* **WORK TO COMPLETE**: Scan the lines below for the word "такі". Copy each line you find it in.

────────────────────

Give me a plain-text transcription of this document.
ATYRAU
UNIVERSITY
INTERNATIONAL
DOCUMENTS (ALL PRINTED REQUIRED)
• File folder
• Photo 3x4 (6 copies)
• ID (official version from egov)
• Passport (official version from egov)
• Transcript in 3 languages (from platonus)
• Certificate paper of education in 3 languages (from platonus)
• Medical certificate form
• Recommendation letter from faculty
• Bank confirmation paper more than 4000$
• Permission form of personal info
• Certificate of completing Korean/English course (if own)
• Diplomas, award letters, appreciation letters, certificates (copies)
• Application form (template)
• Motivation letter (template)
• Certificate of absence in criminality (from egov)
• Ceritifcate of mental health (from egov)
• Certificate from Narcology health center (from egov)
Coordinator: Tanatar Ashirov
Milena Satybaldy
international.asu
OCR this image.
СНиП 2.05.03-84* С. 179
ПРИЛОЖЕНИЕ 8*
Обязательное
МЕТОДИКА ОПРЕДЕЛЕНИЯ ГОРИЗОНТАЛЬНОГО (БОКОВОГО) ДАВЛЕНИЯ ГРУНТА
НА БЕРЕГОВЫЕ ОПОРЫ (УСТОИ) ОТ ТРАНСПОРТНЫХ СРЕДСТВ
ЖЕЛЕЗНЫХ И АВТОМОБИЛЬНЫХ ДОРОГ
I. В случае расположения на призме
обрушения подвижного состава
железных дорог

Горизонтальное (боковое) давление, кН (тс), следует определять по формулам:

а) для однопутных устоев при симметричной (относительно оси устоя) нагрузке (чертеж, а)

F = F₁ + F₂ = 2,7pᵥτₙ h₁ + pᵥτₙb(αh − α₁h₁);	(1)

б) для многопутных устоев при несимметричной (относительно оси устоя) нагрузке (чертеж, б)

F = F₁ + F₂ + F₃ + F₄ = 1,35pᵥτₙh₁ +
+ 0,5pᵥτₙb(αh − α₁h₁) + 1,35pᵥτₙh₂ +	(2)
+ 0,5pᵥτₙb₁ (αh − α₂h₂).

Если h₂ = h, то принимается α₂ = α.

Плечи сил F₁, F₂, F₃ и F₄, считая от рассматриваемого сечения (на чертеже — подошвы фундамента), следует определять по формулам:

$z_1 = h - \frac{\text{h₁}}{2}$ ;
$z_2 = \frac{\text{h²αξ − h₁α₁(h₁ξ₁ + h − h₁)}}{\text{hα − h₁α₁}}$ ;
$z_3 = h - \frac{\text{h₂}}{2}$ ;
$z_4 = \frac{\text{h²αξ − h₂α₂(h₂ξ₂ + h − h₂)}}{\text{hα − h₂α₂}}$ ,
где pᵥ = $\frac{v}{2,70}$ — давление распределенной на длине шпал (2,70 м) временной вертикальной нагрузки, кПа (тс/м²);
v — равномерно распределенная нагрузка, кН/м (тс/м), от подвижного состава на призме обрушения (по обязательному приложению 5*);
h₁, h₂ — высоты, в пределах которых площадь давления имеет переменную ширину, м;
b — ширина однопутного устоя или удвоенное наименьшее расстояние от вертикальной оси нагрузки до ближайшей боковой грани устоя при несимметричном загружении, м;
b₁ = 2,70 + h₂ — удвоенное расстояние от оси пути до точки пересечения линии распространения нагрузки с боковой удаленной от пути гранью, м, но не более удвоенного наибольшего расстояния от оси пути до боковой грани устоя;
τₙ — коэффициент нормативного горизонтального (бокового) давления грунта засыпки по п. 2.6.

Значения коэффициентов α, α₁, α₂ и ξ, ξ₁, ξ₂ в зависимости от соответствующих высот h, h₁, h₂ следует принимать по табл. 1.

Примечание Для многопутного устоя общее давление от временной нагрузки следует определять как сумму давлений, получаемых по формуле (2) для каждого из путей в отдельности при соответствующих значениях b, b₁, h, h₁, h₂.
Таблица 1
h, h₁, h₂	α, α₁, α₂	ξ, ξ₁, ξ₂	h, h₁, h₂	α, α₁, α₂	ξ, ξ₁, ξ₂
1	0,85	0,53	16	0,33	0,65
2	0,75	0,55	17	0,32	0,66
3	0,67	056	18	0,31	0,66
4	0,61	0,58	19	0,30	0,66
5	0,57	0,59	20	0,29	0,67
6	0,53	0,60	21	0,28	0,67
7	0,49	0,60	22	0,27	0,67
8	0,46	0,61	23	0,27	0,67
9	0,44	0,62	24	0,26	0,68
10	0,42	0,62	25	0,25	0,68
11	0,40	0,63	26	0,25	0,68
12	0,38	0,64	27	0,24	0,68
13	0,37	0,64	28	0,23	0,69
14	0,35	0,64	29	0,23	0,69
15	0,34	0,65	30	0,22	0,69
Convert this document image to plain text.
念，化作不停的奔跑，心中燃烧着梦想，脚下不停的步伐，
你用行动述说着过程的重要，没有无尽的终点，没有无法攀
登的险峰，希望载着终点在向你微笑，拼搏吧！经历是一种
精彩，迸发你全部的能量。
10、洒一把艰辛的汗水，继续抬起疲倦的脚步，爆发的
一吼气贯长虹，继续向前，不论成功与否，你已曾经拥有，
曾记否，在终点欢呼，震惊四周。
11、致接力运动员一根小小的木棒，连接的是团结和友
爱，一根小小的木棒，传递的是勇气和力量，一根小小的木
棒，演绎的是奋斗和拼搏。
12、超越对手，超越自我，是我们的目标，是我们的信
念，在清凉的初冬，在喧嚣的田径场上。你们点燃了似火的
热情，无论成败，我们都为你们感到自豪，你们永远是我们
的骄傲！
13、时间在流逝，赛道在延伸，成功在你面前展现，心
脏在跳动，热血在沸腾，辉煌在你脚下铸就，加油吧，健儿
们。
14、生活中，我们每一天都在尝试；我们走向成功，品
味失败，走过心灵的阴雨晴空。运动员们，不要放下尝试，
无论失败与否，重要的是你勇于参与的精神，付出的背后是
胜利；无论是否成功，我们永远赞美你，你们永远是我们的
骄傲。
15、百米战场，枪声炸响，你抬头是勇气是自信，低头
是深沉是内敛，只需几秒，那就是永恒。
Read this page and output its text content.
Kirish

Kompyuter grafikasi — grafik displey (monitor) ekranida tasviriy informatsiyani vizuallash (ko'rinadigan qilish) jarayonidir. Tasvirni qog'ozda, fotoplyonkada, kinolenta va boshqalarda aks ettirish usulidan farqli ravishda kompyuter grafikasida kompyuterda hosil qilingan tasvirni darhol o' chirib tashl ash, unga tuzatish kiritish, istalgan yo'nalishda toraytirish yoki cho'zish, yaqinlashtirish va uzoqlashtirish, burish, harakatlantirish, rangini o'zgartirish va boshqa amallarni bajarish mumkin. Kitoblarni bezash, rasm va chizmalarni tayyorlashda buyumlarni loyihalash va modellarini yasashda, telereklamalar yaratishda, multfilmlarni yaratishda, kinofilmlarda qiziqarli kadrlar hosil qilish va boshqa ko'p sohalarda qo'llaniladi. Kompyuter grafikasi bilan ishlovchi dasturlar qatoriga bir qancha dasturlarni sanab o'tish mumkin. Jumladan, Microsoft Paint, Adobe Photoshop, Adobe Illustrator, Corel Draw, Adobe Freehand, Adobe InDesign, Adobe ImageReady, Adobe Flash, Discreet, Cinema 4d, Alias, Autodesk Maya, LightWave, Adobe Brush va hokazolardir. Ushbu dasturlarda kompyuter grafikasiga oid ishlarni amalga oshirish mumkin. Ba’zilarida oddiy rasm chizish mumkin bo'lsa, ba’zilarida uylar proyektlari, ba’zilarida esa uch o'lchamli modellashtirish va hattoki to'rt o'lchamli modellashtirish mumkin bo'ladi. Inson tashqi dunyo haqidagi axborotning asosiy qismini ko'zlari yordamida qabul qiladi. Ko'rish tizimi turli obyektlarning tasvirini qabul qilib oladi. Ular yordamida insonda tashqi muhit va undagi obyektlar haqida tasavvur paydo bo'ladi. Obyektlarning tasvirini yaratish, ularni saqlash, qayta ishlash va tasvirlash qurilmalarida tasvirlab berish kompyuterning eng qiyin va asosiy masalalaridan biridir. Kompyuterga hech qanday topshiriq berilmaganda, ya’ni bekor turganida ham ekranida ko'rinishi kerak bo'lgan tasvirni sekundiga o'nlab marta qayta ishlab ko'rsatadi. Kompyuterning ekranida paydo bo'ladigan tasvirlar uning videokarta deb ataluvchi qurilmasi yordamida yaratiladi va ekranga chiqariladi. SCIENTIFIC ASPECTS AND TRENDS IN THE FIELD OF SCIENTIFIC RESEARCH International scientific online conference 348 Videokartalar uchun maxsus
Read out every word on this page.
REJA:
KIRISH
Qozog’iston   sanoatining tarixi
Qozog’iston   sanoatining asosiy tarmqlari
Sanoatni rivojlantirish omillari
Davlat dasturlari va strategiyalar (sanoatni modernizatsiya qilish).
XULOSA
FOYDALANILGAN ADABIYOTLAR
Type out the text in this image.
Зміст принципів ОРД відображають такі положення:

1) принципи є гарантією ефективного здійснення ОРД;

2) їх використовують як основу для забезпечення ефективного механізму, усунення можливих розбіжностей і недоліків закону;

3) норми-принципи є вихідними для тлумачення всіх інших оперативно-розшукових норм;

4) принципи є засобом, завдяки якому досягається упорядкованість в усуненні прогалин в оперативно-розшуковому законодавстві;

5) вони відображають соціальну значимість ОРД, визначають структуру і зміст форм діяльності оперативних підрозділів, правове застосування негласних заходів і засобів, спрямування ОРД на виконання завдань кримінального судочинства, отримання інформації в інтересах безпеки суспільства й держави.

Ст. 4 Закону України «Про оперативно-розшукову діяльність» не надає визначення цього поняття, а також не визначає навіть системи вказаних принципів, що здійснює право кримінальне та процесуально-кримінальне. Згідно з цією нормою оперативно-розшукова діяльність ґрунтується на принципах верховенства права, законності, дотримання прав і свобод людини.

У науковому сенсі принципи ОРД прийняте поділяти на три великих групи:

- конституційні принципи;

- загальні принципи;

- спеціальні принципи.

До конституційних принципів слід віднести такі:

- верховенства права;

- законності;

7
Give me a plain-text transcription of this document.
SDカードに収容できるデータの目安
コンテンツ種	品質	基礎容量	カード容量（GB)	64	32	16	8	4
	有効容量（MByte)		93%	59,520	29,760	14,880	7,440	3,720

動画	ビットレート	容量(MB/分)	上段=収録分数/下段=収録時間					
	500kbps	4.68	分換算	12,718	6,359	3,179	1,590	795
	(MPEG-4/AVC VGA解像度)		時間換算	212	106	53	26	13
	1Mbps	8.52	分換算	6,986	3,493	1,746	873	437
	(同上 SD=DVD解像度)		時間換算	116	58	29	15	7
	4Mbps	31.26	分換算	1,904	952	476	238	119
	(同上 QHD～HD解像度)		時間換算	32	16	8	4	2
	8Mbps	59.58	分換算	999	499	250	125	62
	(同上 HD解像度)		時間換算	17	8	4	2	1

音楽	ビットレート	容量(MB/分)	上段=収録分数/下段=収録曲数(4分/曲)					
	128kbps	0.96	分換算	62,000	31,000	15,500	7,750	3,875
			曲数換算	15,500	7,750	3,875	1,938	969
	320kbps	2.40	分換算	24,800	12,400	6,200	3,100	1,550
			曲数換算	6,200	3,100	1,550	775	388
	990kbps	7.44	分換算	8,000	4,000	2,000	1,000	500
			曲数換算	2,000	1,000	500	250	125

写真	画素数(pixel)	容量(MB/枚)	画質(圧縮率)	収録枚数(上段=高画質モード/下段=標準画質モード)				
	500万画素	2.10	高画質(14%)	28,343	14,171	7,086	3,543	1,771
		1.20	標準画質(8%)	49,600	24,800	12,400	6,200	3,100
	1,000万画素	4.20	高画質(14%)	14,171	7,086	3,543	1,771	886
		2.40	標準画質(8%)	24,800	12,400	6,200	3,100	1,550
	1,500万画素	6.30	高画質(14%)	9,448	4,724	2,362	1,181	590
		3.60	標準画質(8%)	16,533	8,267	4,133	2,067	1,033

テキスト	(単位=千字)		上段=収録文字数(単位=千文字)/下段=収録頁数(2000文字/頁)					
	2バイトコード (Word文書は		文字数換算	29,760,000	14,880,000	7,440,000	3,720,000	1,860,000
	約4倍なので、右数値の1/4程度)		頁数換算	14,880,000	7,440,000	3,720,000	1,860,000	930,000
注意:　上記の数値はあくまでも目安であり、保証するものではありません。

────────────────────

* **THE SOLUTION**:
Зміст принципів ОРД відображають такі положення:
До конституційних принципів слід віднести такі:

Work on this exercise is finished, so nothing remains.